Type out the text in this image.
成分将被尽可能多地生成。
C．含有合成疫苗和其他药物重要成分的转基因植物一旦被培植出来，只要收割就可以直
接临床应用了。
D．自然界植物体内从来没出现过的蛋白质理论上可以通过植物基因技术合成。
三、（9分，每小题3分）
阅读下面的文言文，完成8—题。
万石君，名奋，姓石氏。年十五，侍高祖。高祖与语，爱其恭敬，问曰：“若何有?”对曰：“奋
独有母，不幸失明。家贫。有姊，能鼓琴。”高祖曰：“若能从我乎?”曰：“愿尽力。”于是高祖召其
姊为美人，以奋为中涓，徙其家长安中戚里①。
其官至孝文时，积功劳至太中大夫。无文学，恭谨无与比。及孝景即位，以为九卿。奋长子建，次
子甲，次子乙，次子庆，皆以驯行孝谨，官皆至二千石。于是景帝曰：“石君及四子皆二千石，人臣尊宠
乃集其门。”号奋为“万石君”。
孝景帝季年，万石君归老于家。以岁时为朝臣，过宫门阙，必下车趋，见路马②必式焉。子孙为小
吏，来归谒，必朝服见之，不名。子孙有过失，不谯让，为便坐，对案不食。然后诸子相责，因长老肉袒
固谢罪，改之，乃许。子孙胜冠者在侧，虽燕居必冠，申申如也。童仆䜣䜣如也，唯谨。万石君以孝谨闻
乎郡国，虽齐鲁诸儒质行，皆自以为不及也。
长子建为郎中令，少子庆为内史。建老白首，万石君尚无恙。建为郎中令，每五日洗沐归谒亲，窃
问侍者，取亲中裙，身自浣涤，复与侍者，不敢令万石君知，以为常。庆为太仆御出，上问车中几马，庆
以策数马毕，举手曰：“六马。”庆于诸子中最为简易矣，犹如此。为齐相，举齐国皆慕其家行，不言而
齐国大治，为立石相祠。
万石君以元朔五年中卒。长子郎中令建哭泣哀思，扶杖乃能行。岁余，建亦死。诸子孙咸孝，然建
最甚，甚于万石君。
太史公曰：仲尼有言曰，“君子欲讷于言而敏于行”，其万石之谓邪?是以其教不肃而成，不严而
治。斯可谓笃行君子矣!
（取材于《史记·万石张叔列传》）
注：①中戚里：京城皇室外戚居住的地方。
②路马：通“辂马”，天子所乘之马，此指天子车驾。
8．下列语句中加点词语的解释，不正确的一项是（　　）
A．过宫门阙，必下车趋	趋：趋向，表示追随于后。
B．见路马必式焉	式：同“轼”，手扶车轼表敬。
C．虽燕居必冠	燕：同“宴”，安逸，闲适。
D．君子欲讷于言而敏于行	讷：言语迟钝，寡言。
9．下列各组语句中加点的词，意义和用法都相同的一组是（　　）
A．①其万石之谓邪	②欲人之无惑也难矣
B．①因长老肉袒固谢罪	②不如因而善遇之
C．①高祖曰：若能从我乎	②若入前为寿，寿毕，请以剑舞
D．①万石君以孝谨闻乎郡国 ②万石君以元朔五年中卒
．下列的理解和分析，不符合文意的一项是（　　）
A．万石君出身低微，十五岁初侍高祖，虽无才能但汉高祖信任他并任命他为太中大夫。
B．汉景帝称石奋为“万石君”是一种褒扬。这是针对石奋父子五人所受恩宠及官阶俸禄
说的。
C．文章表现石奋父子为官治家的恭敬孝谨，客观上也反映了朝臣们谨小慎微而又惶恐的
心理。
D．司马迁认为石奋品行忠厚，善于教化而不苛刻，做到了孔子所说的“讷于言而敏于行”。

※

## The exercise
Pull out every line containing "过宫门阙".

## Task response
孝景帝季年，万石君归老于家。以岁时为朝臣，过宫门阙，必下车趋，见路马②必式焉。子孙为小
A．过宫门阙，必下车趋	趋：趋向，表示追随于后。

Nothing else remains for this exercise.